» **WHAT TO WORK ON**: Identify the lines containing the word "Partition". Copy each one.

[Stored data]
___

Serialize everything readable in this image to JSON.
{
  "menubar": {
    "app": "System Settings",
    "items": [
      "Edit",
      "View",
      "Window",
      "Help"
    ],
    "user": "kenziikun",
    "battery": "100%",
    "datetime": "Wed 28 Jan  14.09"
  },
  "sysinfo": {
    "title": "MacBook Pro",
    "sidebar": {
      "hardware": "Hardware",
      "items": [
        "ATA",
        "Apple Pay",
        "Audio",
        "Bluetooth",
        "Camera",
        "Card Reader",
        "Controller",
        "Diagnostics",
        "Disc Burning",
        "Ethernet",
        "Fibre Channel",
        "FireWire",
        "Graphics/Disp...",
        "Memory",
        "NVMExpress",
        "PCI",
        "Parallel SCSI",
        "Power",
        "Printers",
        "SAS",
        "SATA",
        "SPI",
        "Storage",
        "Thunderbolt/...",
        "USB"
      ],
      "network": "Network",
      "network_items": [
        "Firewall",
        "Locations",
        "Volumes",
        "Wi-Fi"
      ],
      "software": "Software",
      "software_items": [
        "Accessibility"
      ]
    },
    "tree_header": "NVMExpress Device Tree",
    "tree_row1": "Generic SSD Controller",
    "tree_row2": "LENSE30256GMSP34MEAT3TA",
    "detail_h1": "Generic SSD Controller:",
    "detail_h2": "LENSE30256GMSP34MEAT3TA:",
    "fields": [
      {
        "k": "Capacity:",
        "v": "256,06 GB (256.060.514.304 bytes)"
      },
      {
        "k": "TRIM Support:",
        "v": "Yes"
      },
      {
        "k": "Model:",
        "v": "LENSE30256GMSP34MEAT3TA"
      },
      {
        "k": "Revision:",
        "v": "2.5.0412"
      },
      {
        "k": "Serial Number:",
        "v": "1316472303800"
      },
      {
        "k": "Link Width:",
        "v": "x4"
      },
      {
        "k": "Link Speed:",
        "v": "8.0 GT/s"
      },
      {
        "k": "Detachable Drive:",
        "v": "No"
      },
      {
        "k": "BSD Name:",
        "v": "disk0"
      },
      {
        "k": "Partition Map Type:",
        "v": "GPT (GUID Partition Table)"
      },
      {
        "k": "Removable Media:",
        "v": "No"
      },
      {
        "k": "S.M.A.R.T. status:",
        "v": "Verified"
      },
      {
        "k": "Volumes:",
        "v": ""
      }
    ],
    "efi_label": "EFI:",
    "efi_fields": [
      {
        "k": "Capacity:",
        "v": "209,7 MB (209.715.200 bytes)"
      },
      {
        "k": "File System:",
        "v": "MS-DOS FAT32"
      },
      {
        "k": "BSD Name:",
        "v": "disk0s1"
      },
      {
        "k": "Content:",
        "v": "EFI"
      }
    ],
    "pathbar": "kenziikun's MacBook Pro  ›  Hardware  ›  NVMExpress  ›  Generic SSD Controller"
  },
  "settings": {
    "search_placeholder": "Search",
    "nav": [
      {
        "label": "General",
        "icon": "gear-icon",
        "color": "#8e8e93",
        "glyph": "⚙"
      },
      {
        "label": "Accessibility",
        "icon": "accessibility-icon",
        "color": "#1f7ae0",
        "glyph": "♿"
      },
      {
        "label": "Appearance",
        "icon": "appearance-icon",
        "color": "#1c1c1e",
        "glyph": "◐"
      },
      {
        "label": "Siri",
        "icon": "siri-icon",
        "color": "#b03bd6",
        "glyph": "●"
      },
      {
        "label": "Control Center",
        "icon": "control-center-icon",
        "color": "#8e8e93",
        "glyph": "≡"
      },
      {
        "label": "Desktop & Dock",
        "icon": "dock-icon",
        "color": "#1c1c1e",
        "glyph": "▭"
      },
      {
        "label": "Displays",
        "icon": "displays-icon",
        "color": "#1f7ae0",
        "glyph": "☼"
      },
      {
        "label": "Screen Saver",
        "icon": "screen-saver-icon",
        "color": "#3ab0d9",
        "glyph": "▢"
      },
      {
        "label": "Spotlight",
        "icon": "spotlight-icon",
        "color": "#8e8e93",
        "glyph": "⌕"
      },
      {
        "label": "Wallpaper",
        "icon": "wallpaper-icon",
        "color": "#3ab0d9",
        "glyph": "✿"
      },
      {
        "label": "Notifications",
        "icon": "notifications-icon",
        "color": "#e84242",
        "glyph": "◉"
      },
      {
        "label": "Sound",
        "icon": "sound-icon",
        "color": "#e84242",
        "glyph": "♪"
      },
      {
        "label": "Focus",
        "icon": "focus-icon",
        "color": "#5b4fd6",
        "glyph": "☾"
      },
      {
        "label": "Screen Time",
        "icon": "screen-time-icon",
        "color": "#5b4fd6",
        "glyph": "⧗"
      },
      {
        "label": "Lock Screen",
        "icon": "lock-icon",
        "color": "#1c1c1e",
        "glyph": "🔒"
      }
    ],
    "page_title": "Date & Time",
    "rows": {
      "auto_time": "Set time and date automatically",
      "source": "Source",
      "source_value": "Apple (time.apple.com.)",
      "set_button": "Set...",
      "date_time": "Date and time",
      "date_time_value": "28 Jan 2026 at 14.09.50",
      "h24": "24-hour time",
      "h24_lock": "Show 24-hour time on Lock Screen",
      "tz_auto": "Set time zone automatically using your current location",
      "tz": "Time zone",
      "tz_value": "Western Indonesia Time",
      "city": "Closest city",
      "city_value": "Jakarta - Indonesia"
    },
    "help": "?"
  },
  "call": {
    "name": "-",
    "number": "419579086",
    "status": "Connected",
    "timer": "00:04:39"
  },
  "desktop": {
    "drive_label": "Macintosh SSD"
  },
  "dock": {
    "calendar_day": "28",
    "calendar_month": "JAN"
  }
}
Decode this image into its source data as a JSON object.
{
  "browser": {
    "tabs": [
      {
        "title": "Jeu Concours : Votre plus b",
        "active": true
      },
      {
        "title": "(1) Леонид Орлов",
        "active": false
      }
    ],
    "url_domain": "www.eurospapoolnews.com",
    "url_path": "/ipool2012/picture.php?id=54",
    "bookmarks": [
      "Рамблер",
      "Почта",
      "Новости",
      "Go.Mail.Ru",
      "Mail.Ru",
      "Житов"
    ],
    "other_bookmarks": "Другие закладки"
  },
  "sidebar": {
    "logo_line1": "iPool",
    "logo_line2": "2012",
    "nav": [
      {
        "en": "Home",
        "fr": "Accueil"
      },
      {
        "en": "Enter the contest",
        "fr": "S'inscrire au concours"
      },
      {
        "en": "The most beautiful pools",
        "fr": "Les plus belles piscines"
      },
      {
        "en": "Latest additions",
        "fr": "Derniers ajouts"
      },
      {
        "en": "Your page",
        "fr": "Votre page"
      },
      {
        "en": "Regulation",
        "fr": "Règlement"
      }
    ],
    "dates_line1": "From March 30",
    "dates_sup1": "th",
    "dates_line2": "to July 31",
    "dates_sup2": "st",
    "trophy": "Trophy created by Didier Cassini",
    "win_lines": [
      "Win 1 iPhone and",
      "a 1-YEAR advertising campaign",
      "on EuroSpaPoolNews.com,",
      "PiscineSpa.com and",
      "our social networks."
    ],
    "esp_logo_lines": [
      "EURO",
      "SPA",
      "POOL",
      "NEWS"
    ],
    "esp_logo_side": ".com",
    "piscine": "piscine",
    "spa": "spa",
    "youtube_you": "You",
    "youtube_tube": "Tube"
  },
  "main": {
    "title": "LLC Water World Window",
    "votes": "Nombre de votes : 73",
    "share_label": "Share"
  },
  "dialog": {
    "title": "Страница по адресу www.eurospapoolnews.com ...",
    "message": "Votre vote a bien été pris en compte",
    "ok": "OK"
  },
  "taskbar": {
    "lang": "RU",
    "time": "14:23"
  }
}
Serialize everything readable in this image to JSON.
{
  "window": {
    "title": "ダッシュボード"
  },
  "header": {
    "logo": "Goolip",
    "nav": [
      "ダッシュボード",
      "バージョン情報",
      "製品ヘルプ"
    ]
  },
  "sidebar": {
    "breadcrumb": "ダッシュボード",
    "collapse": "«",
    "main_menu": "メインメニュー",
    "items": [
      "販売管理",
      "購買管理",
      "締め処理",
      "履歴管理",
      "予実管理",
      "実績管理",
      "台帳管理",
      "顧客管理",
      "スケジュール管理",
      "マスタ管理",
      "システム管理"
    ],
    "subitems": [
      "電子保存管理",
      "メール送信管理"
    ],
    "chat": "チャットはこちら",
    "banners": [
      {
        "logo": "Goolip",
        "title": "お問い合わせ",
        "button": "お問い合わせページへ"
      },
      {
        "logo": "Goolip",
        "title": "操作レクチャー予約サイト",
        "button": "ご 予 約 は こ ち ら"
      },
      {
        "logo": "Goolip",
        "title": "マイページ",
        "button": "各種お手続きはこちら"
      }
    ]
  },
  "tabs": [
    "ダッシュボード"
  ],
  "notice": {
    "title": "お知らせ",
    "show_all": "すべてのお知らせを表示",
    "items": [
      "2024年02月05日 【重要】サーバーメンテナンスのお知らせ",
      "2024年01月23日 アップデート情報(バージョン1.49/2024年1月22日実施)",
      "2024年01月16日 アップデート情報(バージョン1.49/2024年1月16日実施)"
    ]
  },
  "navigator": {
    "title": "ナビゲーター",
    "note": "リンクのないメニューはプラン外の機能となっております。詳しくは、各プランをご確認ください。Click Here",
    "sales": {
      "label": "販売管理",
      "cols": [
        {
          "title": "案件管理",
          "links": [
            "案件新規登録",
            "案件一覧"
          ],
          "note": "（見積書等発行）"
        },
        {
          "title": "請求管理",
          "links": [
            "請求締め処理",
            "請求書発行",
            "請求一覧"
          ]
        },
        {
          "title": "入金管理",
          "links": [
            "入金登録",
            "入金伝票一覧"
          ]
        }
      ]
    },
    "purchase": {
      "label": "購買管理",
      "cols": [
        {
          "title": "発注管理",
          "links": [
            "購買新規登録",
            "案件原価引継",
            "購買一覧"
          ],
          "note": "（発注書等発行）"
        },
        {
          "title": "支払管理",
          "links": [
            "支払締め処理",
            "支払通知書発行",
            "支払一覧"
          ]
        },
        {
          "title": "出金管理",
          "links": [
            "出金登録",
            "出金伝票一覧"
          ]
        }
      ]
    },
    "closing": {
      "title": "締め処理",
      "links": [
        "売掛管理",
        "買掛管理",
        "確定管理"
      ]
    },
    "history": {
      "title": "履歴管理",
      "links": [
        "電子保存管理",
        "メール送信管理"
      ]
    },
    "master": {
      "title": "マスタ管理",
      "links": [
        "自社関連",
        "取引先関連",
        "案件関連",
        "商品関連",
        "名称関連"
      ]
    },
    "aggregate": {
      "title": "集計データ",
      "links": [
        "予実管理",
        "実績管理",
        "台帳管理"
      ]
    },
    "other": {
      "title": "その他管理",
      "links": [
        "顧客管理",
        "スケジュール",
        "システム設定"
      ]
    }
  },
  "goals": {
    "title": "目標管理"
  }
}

___

» **TASK ANSWER**:
        "k": "Partition Map Type:",
        "v": "GPT (GUID Partition Table)"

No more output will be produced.